__Problem to work on__: In the data below, find every line with the string "Halobacterium" and pull it out.

__Input material__:
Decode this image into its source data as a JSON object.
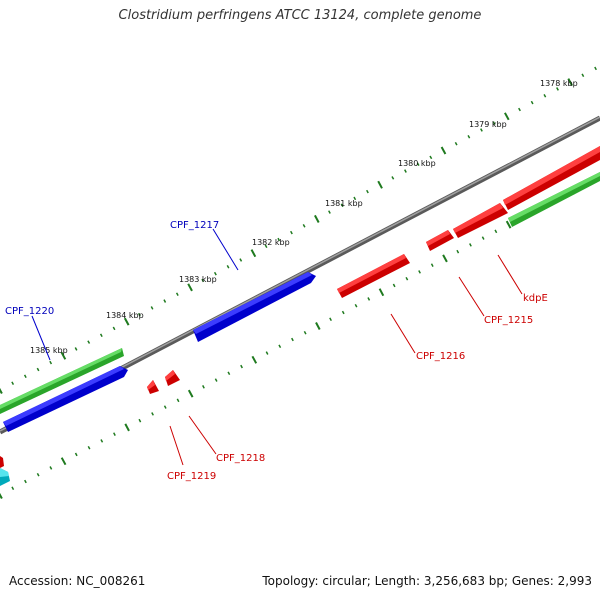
{
  "title": "Clostridium perfringens ATCC 13124, complete genome",
  "footer": {
    "accession": "Accession: NC_008261",
    "summary": "Topology: circular; Length: 3,256,683 bp; Genes: 2,993"
  },
  "colors": {
    "backbone": "#7a7a7a",
    "ticks": "#1f7a1f",
    "forward_label": "#0000bb",
    "reverse_label": "#cc0000",
    "blue": "#0000ee",
    "red": "#ee0000",
    "green": "#33bb33",
    "cyan": "#00bbcc"
  },
  "ruler": {
    "unit": "kbp",
    "labels": [
      "1378 kbp",
      "1379 kbp",
      "1380 kbp",
      "1381 kbp",
      "1382 kbp",
      "1383 kbp",
      "1384 kbp",
      "1385 kbp"
    ]
  },
  "genes": [
    {
      "name": "CPF_1217",
      "color": "blue"
    },
    {
      "name": "CPF_1220",
      "color": "blue"
    },
    {
      "name": "CPF_1216",
      "color": "red"
    },
    {
      "name": "CPF_1215",
      "color": "red"
    },
    {
      "name": "kdpE",
      "color": "red"
    },
    {
      "name": "CPF_1218",
      "color": "red"
    },
    {
      "name": "CPF_1219",
      "color": "red"
    }
  ]
}
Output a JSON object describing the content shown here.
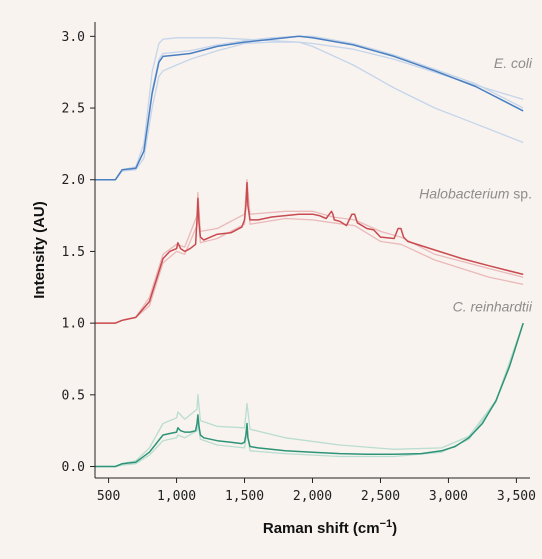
{
  "chart_data": {
    "type": "line",
    "xlabel": "Raman shift (cm",
    "xlabel_sup": "−1",
    "xlabel_end": ")",
    "ylabel": "Intensity (AU)",
    "xlim": [
      400,
      3600
    ],
    "ylim": [
      -0.08,
      3.1
    ],
    "x_ticks": [
      500,
      1000,
      1500,
      2000,
      2500,
      3000,
      3500
    ],
    "x_tick_labels": [
      "500",
      "1,000",
      "1,500",
      "2,000",
      "2,500",
      "3,000",
      "3,500"
    ],
    "y_ticks": [
      0.0,
      0.5,
      1.0,
      1.5,
      2.0,
      2.5,
      3.0
    ],
    "y_tick_labels": [
      "0.0",
      "0.5",
      "1.0",
      "1.5",
      "2.0",
      "2.5",
      "3.0"
    ],
    "grid": false,
    "legend": "inline labels at right",
    "series": [
      {
        "name": "E. coli",
        "label_italic": "E. coli",
        "label_plain": "",
        "color": "#4a7fc1",
        "light_color": "#c5d5ea",
        "x": [
          400,
          550,
          600,
          700,
          760,
          820,
          870,
          900,
          1000,
          1100,
          1300,
          1500,
          1700,
          1900,
          2000,
          2300,
          2600,
          2900,
          3200,
          3550
        ],
        "y": [
          2.0,
          2.0,
          2.07,
          2.08,
          2.2,
          2.6,
          2.82,
          2.86,
          2.87,
          2.88,
          2.93,
          2.96,
          2.98,
          3.0,
          2.99,
          2.94,
          2.86,
          2.76,
          2.65,
          2.48
        ],
        "variants": [
          {
            "x": [
              400,
              550,
              600,
              700,
              760,
              820,
              870,
              900,
              1000,
              1100,
              1300,
              1500,
              1700,
              1900,
              2000,
              2300,
              2600,
              2900,
              3200,
              3550
            ],
            "y": [
              2.0,
              2.0,
              2.07,
              2.09,
              2.25,
              2.75,
              2.95,
              2.98,
              2.99,
              2.99,
              2.99,
              2.98,
              2.97,
              2.96,
              2.95,
              2.91,
              2.84,
              2.75,
              2.66,
              2.56
            ]
          },
          {
            "x": [
              400,
              550,
              600,
              700,
              760,
              820,
              870,
              900,
              1000,
              1100,
              1300,
              1500,
              1700,
              1900,
              2000,
              2300,
              2600,
              2900,
              3200,
              3550
            ],
            "y": [
              2.0,
              2.0,
              2.06,
              2.07,
              2.15,
              2.5,
              2.72,
              2.76,
              2.8,
              2.84,
              2.9,
              2.95,
              2.96,
              2.96,
              2.93,
              2.8,
              2.64,
              2.5,
              2.39,
              2.26
            ]
          },
          {
            "x": [
              400,
              550,
              600,
              700,
              760,
              820,
              870,
              900,
              1000,
              1100,
              1300,
              1500,
              1700,
              1900,
              2000,
              2300,
              2600,
              2900,
              3200,
              3550
            ],
            "y": [
              2.0,
              2.0,
              2.07,
              2.08,
              2.2,
              2.62,
              2.84,
              2.88,
              2.89,
              2.9,
              2.94,
              2.97,
              2.99,
              3.0,
              3.0,
              2.95,
              2.87,
              2.77,
              2.67,
              2.5
            ]
          }
        ]
      },
      {
        "name": "Halobacterium sp.",
        "label_italic": "Halobacterium",
        "label_plain": " sp.",
        "color": "#c94a4f",
        "light_color": "#eab9b9",
        "x": [
          400,
          550,
          600,
          700,
          800,
          850,
          900,
          950,
          1000,
          1010,
          1030,
          1060,
          1100,
          1140,
          1150,
          1157,
          1165,
          1175,
          1200,
          1250,
          1300,
          1400,
          1480,
          1500,
          1510,
          1518,
          1525,
          1540,
          1600,
          1700,
          1800,
          1900,
          2000,
          2050,
          2100,
          2140,
          2150,
          2160,
          2200,
          2250,
          2290,
          2310,
          2330,
          2400,
          2450,
          2480,
          2500,
          2600,
          2630,
          2650,
          2670,
          2700,
          2900,
          3100,
          3300,
          3550
        ],
        "y": [
          1.0,
          1.0,
          1.02,
          1.04,
          1.15,
          1.3,
          1.45,
          1.5,
          1.52,
          1.56,
          1.52,
          1.5,
          1.52,
          1.55,
          1.72,
          1.87,
          1.7,
          1.6,
          1.58,
          1.6,
          1.62,
          1.63,
          1.67,
          1.72,
          1.82,
          1.98,
          1.82,
          1.72,
          1.72,
          1.74,
          1.75,
          1.76,
          1.76,
          1.75,
          1.73,
          1.78,
          1.76,
          1.72,
          1.71,
          1.68,
          1.76,
          1.76,
          1.7,
          1.66,
          1.65,
          1.62,
          1.6,
          1.59,
          1.66,
          1.66,
          1.6,
          1.57,
          1.51,
          1.45,
          1.4,
          1.34
        ],
        "variants": [
          {
            "x": [
              400,
              550,
              600,
              700,
              800,
              900,
              1000,
              1060,
              1150,
              1157,
              1175,
              1300,
              1500,
              1518,
              1540,
              1800,
              2000,
              2150,
              2310,
              2500,
              2650,
              2900,
              3300,
              3550
            ],
            "y": [
              1.0,
              1.0,
              1.02,
              1.04,
              1.18,
              1.48,
              1.55,
              1.53,
              1.75,
              1.91,
              1.64,
              1.66,
              1.76,
              2.0,
              1.76,
              1.78,
              1.78,
              1.74,
              1.72,
              1.64,
              1.6,
              1.48,
              1.38,
              1.32
            ]
          },
          {
            "x": [
              400,
              550,
              600,
              700,
              800,
              900,
              1000,
              1060,
              1150,
              1157,
              1175,
              1300,
              1500,
              1518,
              1540,
              1800,
              2000,
              2150,
              2310,
              2500,
              2650,
              2900,
              3300,
              3550
            ],
            "y": [
              1.0,
              1.0,
              1.02,
              1.04,
              1.12,
              1.42,
              1.5,
              1.48,
              1.68,
              1.83,
              1.56,
              1.59,
              1.69,
              1.94,
              1.69,
              1.73,
              1.72,
              1.7,
              1.68,
              1.57,
              1.55,
              1.44,
              1.32,
              1.27
            ]
          }
        ]
      },
      {
        "name": "C. reinhardtii",
        "label_italic": "C. reinhardtii",
        "label_plain": "",
        "color": "#2e9478",
        "light_color": "#b9ddd0",
        "x": [
          400,
          550,
          600,
          700,
          800,
          850,
          900,
          950,
          1000,
          1010,
          1030,
          1060,
          1100,
          1140,
          1150,
          1157,
          1165,
          1175,
          1200,
          1300,
          1400,
          1480,
          1500,
          1510,
          1518,
          1525,
          1540,
          1600,
          1800,
          2000,
          2200,
          2400,
          2600,
          2800,
          2950,
          3050,
          3150,
          3250,
          3350,
          3450,
          3550
        ],
        "y": [
          0.0,
          0.0,
          0.02,
          0.03,
          0.1,
          0.16,
          0.22,
          0.23,
          0.24,
          0.27,
          0.25,
          0.24,
          0.24,
          0.25,
          0.3,
          0.36,
          0.28,
          0.22,
          0.2,
          0.18,
          0.17,
          0.16,
          0.17,
          0.22,
          0.3,
          0.2,
          0.14,
          0.13,
          0.11,
          0.1,
          0.09,
          0.085,
          0.085,
          0.09,
          0.11,
          0.14,
          0.2,
          0.3,
          0.46,
          0.7,
          1.0
        ],
        "variants": [
          {
            "x": [
              400,
              550,
              600,
              700,
              800,
              900,
              1000,
              1010,
              1060,
              1150,
              1157,
              1175,
              1300,
              1500,
              1518,
              1540,
              1800,
              2200,
              2600,
              2950,
              3150,
              3350,
              3550
            ],
            "y": [
              0.0,
              0.0,
              0.02,
              0.04,
              0.13,
              0.3,
              0.34,
              0.38,
              0.33,
              0.4,
              0.5,
              0.32,
              0.28,
              0.27,
              0.44,
              0.26,
              0.2,
              0.15,
              0.12,
              0.13,
              0.21,
              0.46,
              1.0
            ]
          },
          {
            "x": [
              400,
              550,
              600,
              700,
              800,
              900,
              1000,
              1010,
              1060,
              1150,
              1157,
              1175,
              1300,
              1500,
              1518,
              1540,
              1800,
              2200,
              2600,
              2950,
              3150,
              3350,
              3550
            ],
            "y": [
              0.0,
              0.0,
              0.01,
              0.02,
              0.08,
              0.18,
              0.2,
              0.22,
              0.2,
              0.25,
              0.3,
              0.19,
              0.15,
              0.13,
              0.24,
              0.11,
              0.09,
              0.07,
              0.07,
              0.1,
              0.19,
              0.45,
              1.0
            ]
          }
        ]
      }
    ]
  }
}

__Task solution__:
        "name": "Halobacterium sp.",
        "label_italic": "Halobacterium",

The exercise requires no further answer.